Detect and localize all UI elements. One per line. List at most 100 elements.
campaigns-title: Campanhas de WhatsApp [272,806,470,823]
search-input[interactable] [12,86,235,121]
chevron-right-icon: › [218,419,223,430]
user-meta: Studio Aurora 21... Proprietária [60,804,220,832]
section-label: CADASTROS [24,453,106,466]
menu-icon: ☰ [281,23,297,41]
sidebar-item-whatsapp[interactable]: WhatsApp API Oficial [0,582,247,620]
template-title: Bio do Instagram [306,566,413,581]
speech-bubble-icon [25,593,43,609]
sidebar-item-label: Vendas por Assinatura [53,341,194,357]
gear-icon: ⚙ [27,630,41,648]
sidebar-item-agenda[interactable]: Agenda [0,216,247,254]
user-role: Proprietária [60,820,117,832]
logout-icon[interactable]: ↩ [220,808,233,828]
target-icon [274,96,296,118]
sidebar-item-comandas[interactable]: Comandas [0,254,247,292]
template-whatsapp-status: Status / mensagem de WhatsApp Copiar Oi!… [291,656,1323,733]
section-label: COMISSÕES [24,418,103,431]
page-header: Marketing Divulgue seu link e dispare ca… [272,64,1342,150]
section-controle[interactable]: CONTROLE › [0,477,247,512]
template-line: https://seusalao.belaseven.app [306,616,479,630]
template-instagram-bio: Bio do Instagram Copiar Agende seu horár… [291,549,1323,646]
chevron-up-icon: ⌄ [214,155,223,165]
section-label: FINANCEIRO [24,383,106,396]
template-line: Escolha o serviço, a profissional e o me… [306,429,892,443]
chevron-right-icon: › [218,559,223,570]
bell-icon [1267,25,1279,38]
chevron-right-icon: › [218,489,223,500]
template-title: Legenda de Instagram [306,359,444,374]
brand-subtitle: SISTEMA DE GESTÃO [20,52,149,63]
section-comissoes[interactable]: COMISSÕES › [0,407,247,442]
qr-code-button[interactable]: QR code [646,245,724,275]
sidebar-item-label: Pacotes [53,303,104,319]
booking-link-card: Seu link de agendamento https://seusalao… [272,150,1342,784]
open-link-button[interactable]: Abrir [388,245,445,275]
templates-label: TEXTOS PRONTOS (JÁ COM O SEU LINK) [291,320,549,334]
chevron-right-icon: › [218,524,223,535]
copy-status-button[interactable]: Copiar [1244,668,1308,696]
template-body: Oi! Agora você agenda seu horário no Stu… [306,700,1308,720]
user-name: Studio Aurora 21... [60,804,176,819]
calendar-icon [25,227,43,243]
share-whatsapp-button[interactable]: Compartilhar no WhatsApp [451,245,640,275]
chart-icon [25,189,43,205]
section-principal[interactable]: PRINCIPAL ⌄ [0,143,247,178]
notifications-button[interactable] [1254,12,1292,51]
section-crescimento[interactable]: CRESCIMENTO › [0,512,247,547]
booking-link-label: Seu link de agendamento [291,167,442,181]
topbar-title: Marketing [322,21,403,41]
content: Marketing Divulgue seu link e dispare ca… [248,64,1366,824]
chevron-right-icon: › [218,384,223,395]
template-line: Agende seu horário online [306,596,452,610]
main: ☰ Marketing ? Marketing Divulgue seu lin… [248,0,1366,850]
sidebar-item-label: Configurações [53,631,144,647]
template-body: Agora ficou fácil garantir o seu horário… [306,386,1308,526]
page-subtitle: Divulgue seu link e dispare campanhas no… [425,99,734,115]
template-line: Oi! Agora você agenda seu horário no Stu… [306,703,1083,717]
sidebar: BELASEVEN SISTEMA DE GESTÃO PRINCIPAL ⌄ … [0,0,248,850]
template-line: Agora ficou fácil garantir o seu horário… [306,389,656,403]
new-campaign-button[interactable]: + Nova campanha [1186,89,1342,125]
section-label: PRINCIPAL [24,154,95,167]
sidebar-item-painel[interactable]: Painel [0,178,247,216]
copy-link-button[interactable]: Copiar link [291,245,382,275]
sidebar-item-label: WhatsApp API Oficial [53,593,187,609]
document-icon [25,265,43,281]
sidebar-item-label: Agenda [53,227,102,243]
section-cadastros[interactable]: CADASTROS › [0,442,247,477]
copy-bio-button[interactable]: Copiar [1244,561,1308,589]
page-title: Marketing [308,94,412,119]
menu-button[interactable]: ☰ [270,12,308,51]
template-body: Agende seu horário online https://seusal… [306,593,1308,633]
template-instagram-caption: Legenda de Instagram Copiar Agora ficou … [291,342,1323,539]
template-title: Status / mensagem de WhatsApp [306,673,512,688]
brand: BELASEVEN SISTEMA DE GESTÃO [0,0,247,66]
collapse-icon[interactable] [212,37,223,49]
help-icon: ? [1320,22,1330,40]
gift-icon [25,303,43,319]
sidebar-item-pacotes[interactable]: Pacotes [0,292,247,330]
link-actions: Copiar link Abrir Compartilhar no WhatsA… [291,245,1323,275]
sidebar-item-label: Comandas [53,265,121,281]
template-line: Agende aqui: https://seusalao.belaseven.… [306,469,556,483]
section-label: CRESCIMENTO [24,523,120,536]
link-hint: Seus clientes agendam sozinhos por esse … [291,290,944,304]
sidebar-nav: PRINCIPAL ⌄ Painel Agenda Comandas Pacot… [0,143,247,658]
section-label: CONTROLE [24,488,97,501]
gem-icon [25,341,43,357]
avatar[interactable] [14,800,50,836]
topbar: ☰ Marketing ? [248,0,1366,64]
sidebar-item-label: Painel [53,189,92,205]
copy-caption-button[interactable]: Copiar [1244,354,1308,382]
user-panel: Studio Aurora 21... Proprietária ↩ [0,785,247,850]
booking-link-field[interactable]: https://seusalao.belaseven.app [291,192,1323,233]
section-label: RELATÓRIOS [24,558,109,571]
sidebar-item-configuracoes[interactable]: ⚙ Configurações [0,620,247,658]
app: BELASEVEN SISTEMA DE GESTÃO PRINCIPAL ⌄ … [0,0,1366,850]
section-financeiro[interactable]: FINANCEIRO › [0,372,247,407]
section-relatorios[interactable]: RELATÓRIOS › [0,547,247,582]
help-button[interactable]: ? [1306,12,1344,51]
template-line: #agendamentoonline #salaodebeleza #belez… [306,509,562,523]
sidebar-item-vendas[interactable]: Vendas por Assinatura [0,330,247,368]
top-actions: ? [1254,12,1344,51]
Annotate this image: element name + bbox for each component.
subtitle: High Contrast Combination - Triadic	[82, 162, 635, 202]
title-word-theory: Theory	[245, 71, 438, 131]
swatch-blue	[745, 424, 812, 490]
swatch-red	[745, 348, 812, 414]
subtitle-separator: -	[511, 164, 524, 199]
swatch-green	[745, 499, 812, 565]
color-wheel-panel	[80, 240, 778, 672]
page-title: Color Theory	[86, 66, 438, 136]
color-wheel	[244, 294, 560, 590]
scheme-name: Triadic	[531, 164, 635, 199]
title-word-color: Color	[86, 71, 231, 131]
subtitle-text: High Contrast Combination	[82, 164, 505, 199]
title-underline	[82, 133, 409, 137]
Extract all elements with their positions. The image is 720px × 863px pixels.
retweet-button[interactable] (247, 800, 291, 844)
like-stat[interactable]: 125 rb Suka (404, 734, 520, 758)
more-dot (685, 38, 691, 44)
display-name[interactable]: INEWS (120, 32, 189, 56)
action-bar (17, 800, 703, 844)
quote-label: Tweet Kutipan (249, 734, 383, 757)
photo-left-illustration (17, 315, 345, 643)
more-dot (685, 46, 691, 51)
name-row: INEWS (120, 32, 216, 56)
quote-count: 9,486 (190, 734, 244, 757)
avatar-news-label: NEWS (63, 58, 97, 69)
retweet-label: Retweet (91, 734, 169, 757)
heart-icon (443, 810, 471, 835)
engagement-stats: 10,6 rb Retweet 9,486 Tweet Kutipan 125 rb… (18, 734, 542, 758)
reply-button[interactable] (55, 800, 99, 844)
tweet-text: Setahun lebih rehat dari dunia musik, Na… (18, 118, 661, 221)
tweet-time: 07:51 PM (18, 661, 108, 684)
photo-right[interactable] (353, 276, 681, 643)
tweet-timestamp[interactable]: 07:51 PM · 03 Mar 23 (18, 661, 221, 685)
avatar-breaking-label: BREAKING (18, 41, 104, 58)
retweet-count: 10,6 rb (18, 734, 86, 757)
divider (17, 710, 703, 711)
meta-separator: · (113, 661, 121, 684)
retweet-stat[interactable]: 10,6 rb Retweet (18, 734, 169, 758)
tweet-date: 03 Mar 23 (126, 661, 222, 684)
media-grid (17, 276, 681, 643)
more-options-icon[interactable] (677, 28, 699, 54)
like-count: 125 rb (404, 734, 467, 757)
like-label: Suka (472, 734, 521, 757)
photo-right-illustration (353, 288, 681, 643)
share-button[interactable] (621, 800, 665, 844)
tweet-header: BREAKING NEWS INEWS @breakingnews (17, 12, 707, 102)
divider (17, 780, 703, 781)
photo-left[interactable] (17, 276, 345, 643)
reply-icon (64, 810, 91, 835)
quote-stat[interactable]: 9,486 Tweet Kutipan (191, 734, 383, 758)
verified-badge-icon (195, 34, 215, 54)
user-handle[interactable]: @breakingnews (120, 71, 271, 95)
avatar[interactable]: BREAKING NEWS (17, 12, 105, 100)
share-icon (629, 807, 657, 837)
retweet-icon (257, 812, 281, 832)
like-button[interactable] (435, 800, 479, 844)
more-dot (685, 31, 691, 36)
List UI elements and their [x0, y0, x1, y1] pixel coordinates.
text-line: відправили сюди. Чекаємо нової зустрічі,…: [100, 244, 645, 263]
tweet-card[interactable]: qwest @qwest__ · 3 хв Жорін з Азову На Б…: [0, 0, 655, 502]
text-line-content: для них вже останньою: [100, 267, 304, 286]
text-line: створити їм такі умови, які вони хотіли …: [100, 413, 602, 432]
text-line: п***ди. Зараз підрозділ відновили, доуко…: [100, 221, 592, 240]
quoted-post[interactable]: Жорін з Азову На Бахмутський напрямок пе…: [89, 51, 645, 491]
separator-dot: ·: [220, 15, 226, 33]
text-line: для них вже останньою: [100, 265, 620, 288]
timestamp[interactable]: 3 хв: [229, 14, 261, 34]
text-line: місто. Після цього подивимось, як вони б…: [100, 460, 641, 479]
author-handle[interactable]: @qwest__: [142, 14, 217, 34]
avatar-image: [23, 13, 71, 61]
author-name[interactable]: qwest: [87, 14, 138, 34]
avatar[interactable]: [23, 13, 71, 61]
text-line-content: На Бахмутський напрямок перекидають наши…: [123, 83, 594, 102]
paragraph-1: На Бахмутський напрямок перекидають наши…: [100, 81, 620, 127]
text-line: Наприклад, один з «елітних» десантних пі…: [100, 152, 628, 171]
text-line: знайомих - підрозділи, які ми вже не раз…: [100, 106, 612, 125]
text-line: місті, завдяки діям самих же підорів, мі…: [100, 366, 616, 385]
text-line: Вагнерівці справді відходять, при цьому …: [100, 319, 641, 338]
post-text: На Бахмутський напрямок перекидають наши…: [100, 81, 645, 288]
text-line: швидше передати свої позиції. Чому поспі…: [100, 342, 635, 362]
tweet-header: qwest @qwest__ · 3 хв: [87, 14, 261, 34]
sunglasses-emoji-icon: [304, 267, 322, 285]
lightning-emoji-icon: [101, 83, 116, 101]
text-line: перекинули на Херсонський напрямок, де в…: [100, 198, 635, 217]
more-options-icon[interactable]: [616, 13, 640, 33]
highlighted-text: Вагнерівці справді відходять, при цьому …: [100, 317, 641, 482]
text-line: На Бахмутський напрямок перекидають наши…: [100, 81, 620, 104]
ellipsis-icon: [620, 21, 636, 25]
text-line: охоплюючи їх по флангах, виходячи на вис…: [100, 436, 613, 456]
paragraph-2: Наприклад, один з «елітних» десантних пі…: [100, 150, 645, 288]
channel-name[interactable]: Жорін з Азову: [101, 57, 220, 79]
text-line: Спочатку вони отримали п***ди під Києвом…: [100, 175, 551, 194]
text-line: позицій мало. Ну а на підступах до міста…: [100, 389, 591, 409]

### What is asked:
Please select every line in the entries above that contains the word "CRESCIMENTO", and copy each one in full.

### Reply to the exercise:
section-crescimento[interactable]: CRESCIMENTO › [0,512,247,547]
section-label: CRESCIMENTO [24,523,120,536]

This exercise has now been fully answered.